SHORT EXERCISE -
Can you transcribe every record below exactly as it appears?

[Collected data entries]
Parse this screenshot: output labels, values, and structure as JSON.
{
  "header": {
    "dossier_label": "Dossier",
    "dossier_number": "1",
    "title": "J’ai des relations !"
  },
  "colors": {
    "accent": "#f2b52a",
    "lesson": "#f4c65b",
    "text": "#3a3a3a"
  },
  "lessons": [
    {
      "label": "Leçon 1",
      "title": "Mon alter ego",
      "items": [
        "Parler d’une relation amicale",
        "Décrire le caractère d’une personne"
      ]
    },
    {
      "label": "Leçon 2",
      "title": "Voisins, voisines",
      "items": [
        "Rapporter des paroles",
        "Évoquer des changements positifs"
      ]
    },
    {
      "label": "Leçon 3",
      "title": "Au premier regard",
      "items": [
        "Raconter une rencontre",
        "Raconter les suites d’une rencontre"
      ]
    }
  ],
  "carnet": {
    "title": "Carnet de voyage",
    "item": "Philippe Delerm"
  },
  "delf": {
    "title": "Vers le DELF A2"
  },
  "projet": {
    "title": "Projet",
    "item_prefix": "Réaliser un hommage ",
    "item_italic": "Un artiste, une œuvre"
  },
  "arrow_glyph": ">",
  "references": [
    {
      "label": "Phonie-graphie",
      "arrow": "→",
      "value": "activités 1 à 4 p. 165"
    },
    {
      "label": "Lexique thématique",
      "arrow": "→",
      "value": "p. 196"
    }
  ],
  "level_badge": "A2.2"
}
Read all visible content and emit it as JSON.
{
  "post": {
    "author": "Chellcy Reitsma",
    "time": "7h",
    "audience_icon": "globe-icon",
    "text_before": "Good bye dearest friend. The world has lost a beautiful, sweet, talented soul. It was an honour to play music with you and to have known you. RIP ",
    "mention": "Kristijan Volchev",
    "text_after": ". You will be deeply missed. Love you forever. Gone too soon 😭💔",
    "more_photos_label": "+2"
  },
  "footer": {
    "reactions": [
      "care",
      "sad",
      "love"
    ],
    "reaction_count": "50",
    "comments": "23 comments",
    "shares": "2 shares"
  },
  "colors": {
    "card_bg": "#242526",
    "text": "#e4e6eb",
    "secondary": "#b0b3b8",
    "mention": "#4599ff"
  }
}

FINISHED TASK -
Parse this screenshot: output labels, values, and structure as JSON.
{
  "header": {
    "dossier_label": "Dossier",
    "dossier_number": "1",
    "title": "J’ai des relations !"
  },
  "colors": {
    "accent": "#f2b52a",
    "lesson": "#f4c65b",
    "text": "#3a3a3a"
  },
  "lessons": [
    {
      "label": "Leçon 1",
      "title": "Mon alter ego",
      "items": [
        "Parler d’une relation amicale",
        "Décrire le caractère d’une personne"
      ]
    },
    {
      "label": "Leçon 2",
      "title": "Voisins, voisines",
      "items": [
        "Rapporter des paroles",
        "Évoquer des changements positifs"
      ]
    },
    {
      "label": "Leçon 3",
      "title": "Au premier regard",
      "items": [
        "Raconter une rencontre",
        "Raconter les suites d’une rencontre"
      ]
    }
  ],
  "carnet": {
    "title": "Carnet de voyage",
    "item": "Philippe Delerm"
  },
  "delf": {
    "title": "Vers le DELF A2"
  },
  "projet": {
    "title": "Projet",
    "item_prefix": "Réaliser un hommage ",
    "item_italic": "Un artiste, une œuvre"
  },
  "arrow_glyph": ">",
  "references": [
    {
      "label": "Phonie-graphie",
      "arrow": "→",
      "value": "activités 1 à 4 p. 165"
    },
    {
      "label": "Lexique thématique",
      "arrow": "→",
      "value": "p. 196"
    }
  ],
  "level_badge": "A2.2"
}
Read all visible content and emit it as JSON.
{
  "post": {
    "author": "Chellcy Reitsma",
    "time": "7h",
    "audience_icon": "globe-icon",
    "text_before": "Good bye dearest friend. The world has lost a beautiful, sweet, talented soul. It was an honour to play music with you and to have known you. RIP ",
    "mention": "Kristijan Volchev",
    "text_after": ". You will be deeply missed. Love you forever. Gone too soon 😭💔",
    "more_photos_label": "+2"
  },
  "footer": {
    "reactions": [
      "care",
      "sad",
      "love"
    ],
    "reaction_count": "50",
    "comments": "23 comments",
    "shares": "2 shares"
  },
  "colors": {
    "card_bg": "#242526",
    "text": "#e4e6eb",
    "secondary": "#b0b3b8",
    "mention": "#4599ff"
  }
}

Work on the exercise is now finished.